[Stored data]
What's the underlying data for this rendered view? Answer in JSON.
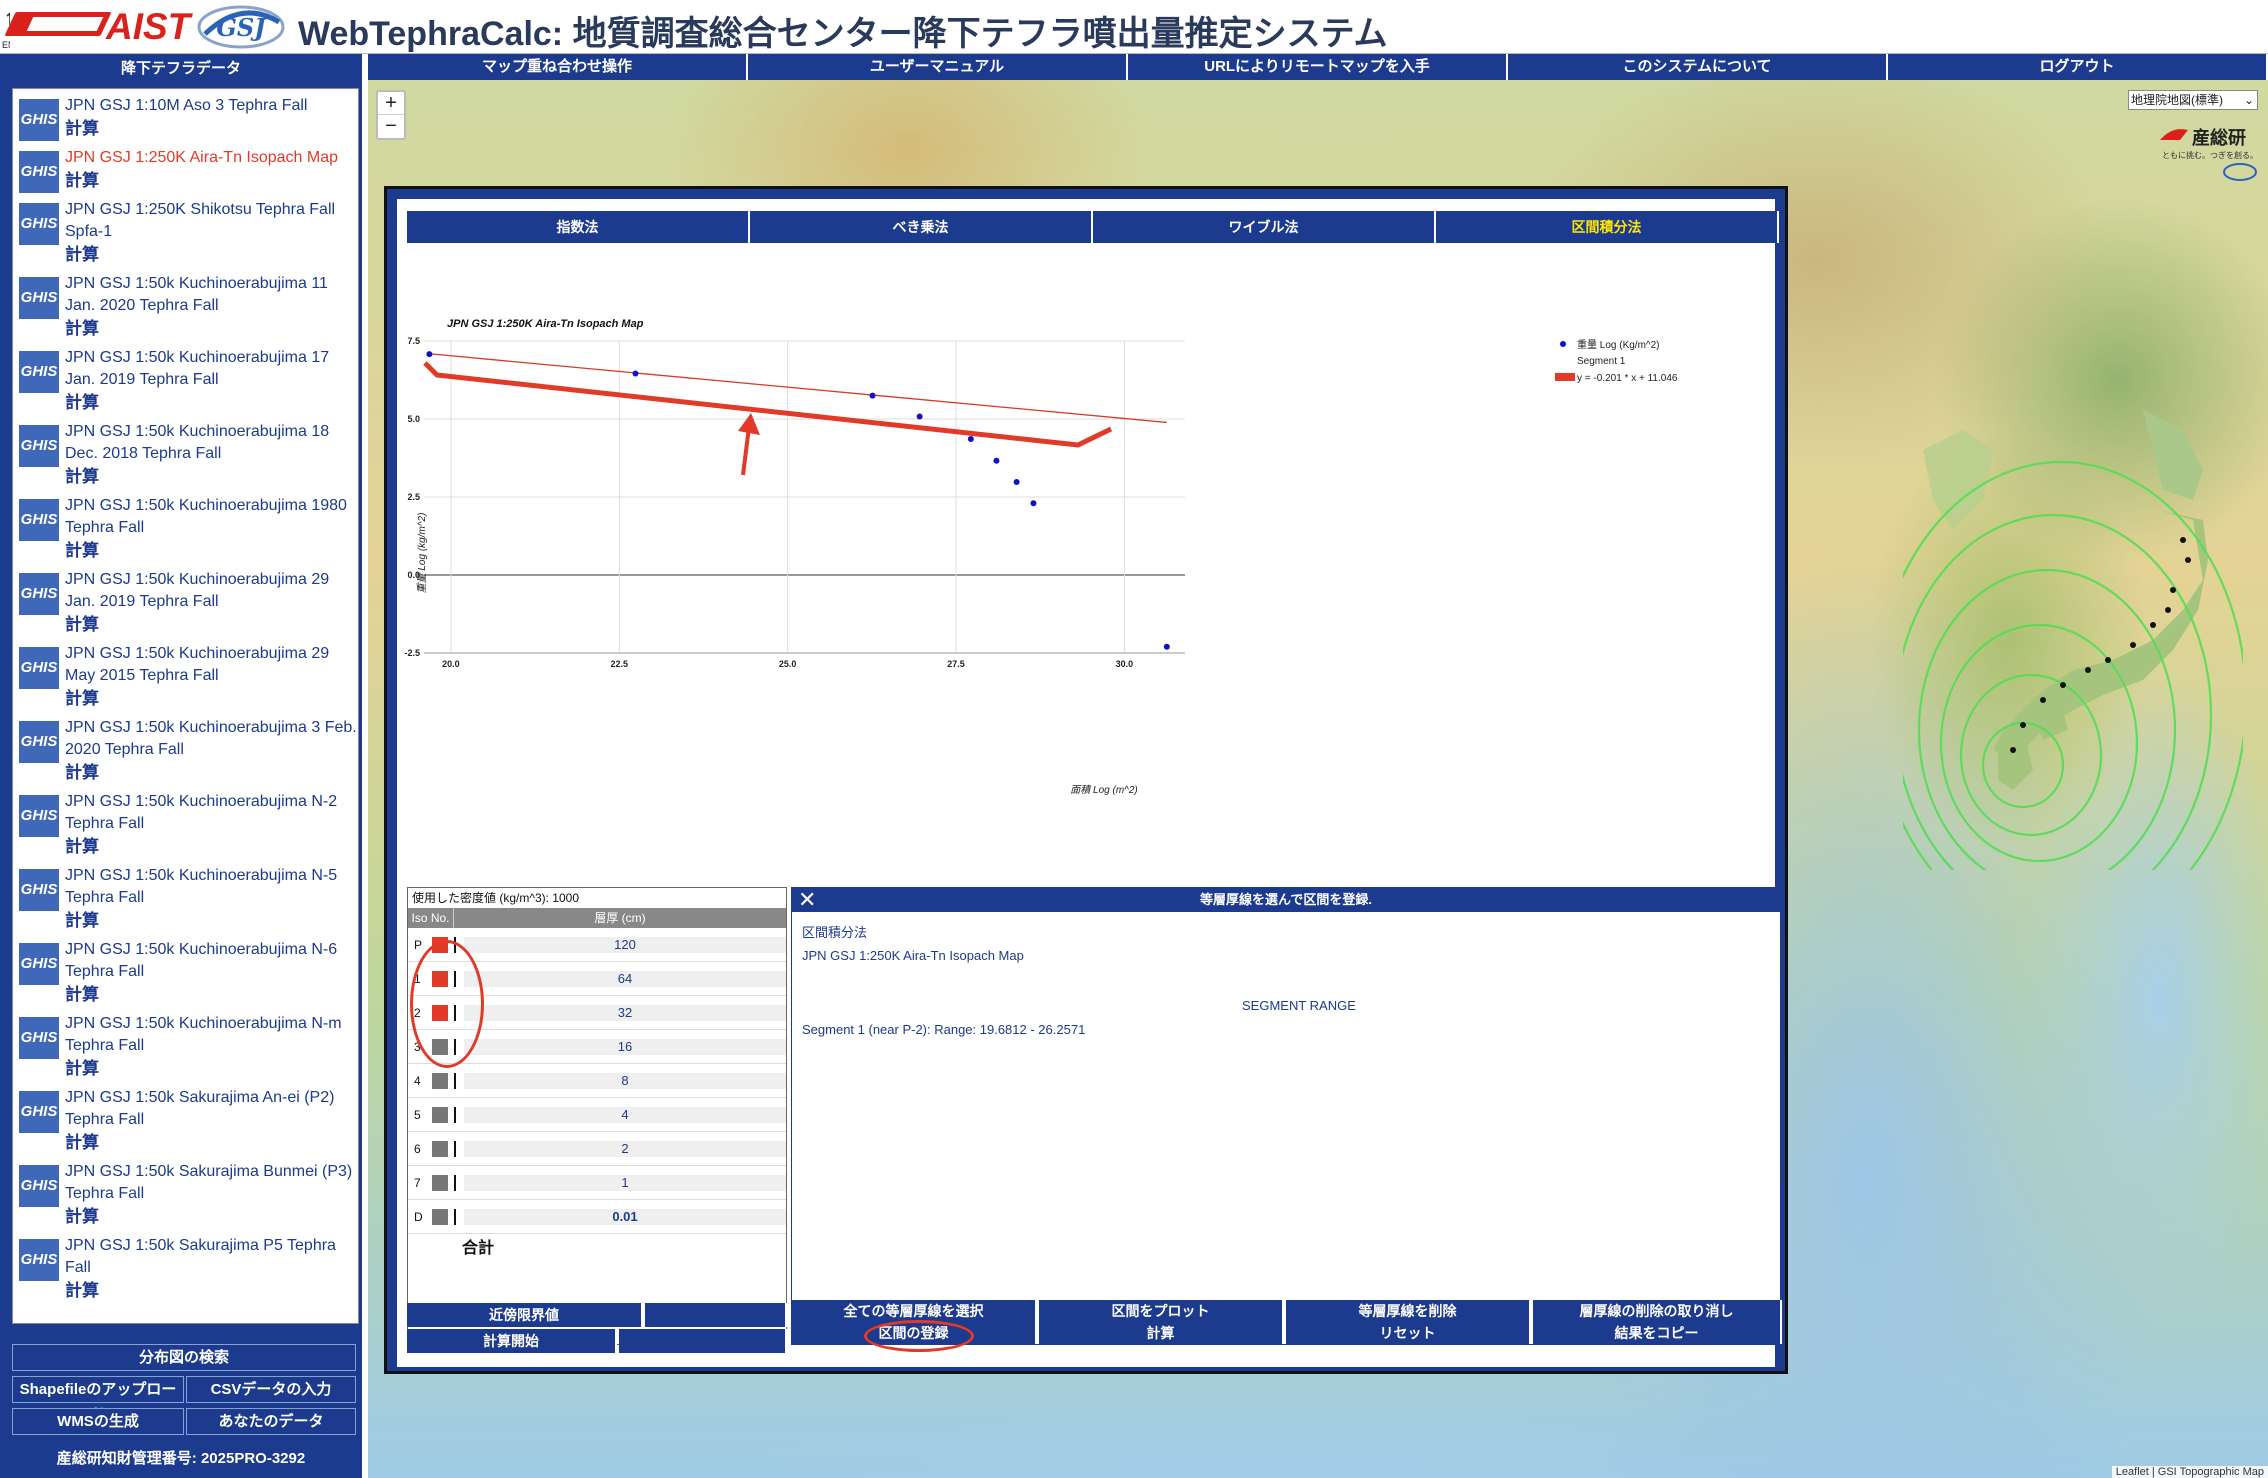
{
  "header": {
    "english_link": "ENGLISH",
    "brand": "AIST",
    "title": "WebTephraCalc: 地質調査総合センター降下テフラ噴出量推定システム"
  },
  "sidebar": {
    "title": "降下テフラデータ",
    "icon_label": "GHIS",
    "calc_label": "計算",
    "datasets": [
      {
        "name": "JPN GSJ 1:10M Aso 3 Tephra Fall",
        "active": false
      },
      {
        "name": "JPN GSJ 1:250K Aira-Tn Isopach Map",
        "active": true
      },
      {
        "name": "JPN GSJ 1:250K Shikotsu Tephra Fall Spfa-1",
        "active": false
      },
      {
        "name": "JPN GSJ 1:50k Kuchinoerabujima 11 Jan. 2020 Tephra Fall",
        "active": false
      },
      {
        "name": "JPN GSJ 1:50k Kuchinoerabujima 17 Jan. 2019 Tephra Fall",
        "active": false
      },
      {
        "name": "JPN GSJ 1:50k Kuchinoerabujima 18 Dec. 2018 Tephra Fall",
        "active": false
      },
      {
        "name": "JPN GSJ 1:50k Kuchinoerabujima 1980 Tephra Fall",
        "active": false
      },
      {
        "name": "JPN GSJ 1:50k Kuchinoerabujima 29 Jan. 2019 Tephra Fall",
        "active": false
      },
      {
        "name": "JPN GSJ 1:50k Kuchinoerabujima 29 May 2015 Tephra Fall",
        "active": false
      },
      {
        "name": "JPN GSJ 1:50k Kuchinoerabujima 3 Feb. 2020 Tephra Fall",
        "active": false
      },
      {
        "name": "JPN GSJ 1:50k Kuchinoerabujima N-2 Tephra Fall",
        "active": false
      },
      {
        "name": "JPN GSJ 1:50k Kuchinoerabujima N-5 Tephra Fall",
        "active": false
      },
      {
        "name": "JPN GSJ 1:50k Kuchinoerabujima N-6 Tephra Fall",
        "active": false
      },
      {
        "name": "JPN GSJ 1:50k Kuchinoerabujima N-m Tephra Fall",
        "active": false
      },
      {
        "name": "JPN GSJ 1:50k Sakurajima An-ei (P2) Tephra Fall",
        "active": false
      },
      {
        "name": "JPN GSJ 1:50k Sakurajima Bunmei (P3) Tephra Fall",
        "active": false
      },
      {
        "name": "JPN GSJ 1:50k Sakurajima P5 Tephra Fall",
        "active": false
      }
    ],
    "search_button": "分布図の検索",
    "shapefile_upload": "Shapefileのアップロード",
    "csv_input": "CSVデータの入力",
    "wms_generate": "WMSの生成",
    "your_data": "あなたのデータ",
    "ip_number": "産総研知財管理番号: 2025PRO-3292"
  },
  "topnav": [
    "マップ重ね合わせ操作",
    "ユーザーマニュアル",
    "URLによりリモートマップを入手",
    "このシステムについて",
    "ログアウト"
  ],
  "map": {
    "basemap_select": "地理院地図(標準)",
    "sankoken_text": "産総研",
    "sankoken_tagline": "ともに挑む。つぎを創る。",
    "attribution": "Leaflet | GSI Topographic Map",
    "zoom_in": "+",
    "zoom_out": "−"
  },
  "methods": {
    "tabs": [
      "指数法",
      "べき乗法",
      "ワイブル法",
      "区間積分法"
    ],
    "active_index": 3
  },
  "chart_data": {
    "type": "scatter",
    "title": "JPN GSJ 1:250K Aira-Tn Isopach Map",
    "xlabel": "面積 Log (m^2)",
    "ylabel": "重量 Log (kg/m^2)",
    "xlim": [
      19.6,
      30.9
    ],
    "ylim": [
      -2.5,
      7.5
    ],
    "xticks": [
      "20.0",
      "22.5",
      "25.0",
      "27.5",
      "30.0"
    ],
    "yticks": [
      "7.5",
      "5.0",
      "2.5",
      "0.0",
      "-2.5"
    ],
    "grid": true,
    "legend_position": "top-right",
    "series": [
      {
        "name": "重量 Log (Kg/m^2)",
        "color": "#1010c8",
        "x": [
          19.68,
          22.74,
          26.26,
          26.96,
          27.72,
          28.1,
          28.4,
          28.65,
          30.63
        ],
        "y": [
          7.08,
          6.46,
          5.75,
          5.08,
          4.36,
          3.66,
          2.98,
          2.3,
          -2.3
        ]
      }
    ],
    "legend_segment": "Segment 1",
    "fit": {
      "label": "y = -0.201 * x + 11.046",
      "slope": -0.201,
      "intercept": 11.046,
      "x_range": [
        19.68,
        30.63
      ],
      "color": "#d43a2a"
    }
  },
  "density": {
    "label": "使用した密度値 (kg/m^3): 1000",
    "col_iso": "Iso No.",
    "col_thickness": "層厚 (cm)",
    "rows": [
      {
        "no": "P",
        "value": "120",
        "color": "#e23a28"
      },
      {
        "no": "1",
        "value": "64",
        "color": "#e23a28"
      },
      {
        "no": "2",
        "value": "32",
        "color": "#e23a28"
      },
      {
        "no": "3",
        "value": "16",
        "color": "#777777"
      },
      {
        "no": "4",
        "value": "8",
        "color": "#777777"
      },
      {
        "no": "5",
        "value": "4",
        "color": "#777777"
      },
      {
        "no": "6",
        "value": "2",
        "color": "#777777"
      },
      {
        "no": "7",
        "value": "1",
        "color": "#777777"
      },
      {
        "no": "D",
        "value": "0.01",
        "color": "#777777"
      }
    ],
    "total_label": "合計",
    "near_limit_button": "近傍限界値",
    "calc_start_button": "計算開始"
  },
  "segment": {
    "header": "等層厚線を選んで区間を登録.",
    "method_label": "区間積分法",
    "map_name": "JPN GSJ 1:250K Aira-Tn Isopach Map",
    "range_title": "SEGMENT RANGE",
    "range_text": "Segment 1 (near P-2): Range: 19.6812  -  26.2571",
    "buttons_row1": [
      "全ての等層厚線を選択",
      "区間をプロット",
      "等層厚線を削除",
      "層厚線の削除の取り消し"
    ],
    "buttons_row2": [
      "区間の登録",
      "計算",
      "リセット",
      "結果をコピー"
    ]
  }
}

**EXERCISE TASK**
Give only the count of lines in the data that include the string "Sakurajima".

**TASK RESPONSE**
3